[EXERCISE AIM]: All of the lines below are to be printed again exactly; images are excluded from the output.

[Chart and figure data]:
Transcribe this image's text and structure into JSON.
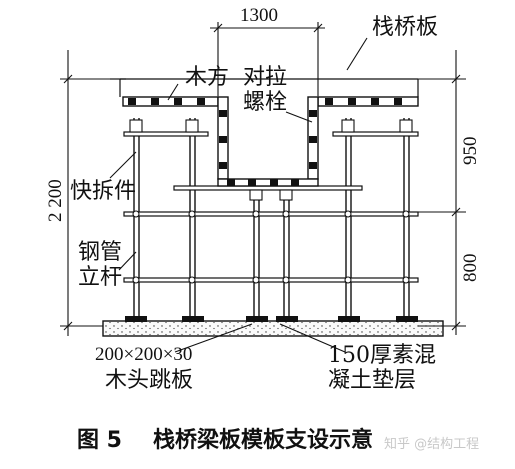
{
  "dimensions": {
    "top_width": "1300",
    "upper_height": "950",
    "lower_height": "800",
    "total_height": "2 200"
  },
  "labels": {
    "deck_slab": "栈桥板",
    "timber": "木方",
    "tie_bolt_line1": "对拉",
    "tie_bolt_line2": "螺栓",
    "quick_coupler": "快拆件",
    "steel_pipe_line1": "钢管",
    "steel_pipe_line2": "立杆",
    "wood_board_size": "200×200×30",
    "wood_board_name": "木头跳板",
    "concrete_line1": "150厚素混",
    "concrete_line2": "凝土垫层"
  },
  "caption": {
    "number": "图 5",
    "title": "栈桥梁板模板支设示意"
  },
  "watermark": "知乎 @结构工程"
}
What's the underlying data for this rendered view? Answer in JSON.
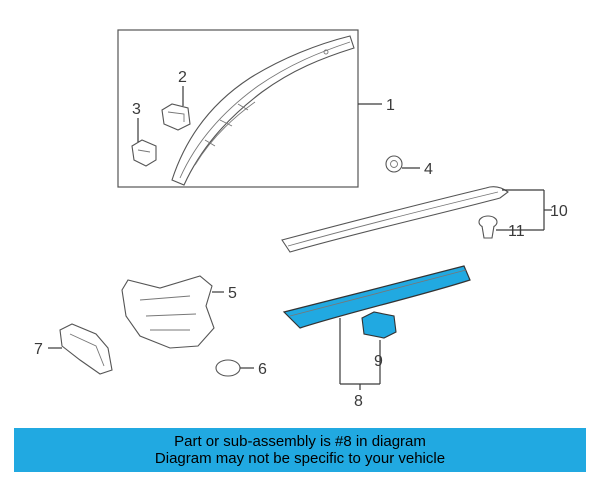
{
  "callouts": {
    "c1": "1",
    "c2": "2",
    "c3": "3",
    "c4": "4",
    "c5": "5",
    "c6": "6",
    "c7": "7",
    "c8": "8",
    "c9": "9",
    "c10": "10",
    "c11": "11"
  },
  "banner": {
    "line1": "Part or sub-assembly is #8 in diagram",
    "line2": "Diagram may not be specific to your vehicle"
  },
  "colors": {
    "highlight": "#21a9e1",
    "banner": "#21a9e1",
    "line": "#3a3a3a"
  }
}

[THE ANSWER]:
Transcribe this image's text and structure into JSON.
{
  "dimensions": {
    "top_width": "1300",
    "upper_height": "950",
    "lower_height": "800",
    "total_height": "2 200"
  },
  "labels": {
    "deck_slab": "栈桥板",
    "timber": "木方",
    "tie_bolt_line1": "对拉",
    "tie_bolt_line2": "螺栓",
    "quick_coupler": "快拆件",
    "steel_pipe_line1": "钢管",
    "steel_pipe_line2": "立杆",
    "wood_board_size": "200×200×30",
    "wood_board_name": "木头跳板",
    "concrete_line1": "150厚素混",
    "concrete_line2": "凝土垫层"
  },
  "caption": {
    "number": "图 5",
    "title": "栈桥梁板模板支设示意"
  },
  "watermark": "知乎 @结构工程"
}
What's the underlying data for this rendered view? Answer in JSON.
{
  "callouts": {
    "c1": "1",
    "c2": "2",
    "c3": "3",
    "c4": "4",
    "c5": "5",
    "c6": "6",
    "c7": "7",
    "c8": "8",
    "c9": "9",
    "c10": "10",
    "c11": "11"
  },
  "banner": {
    "line1": "Part or sub-assembly is #8 in diagram",
    "line2": "Diagram may not be specific to your vehicle"
  },
  "colors": {
    "highlight": "#21a9e1",
    "banner": "#21a9e1",
    "line": "#3a3a3a"
  }
}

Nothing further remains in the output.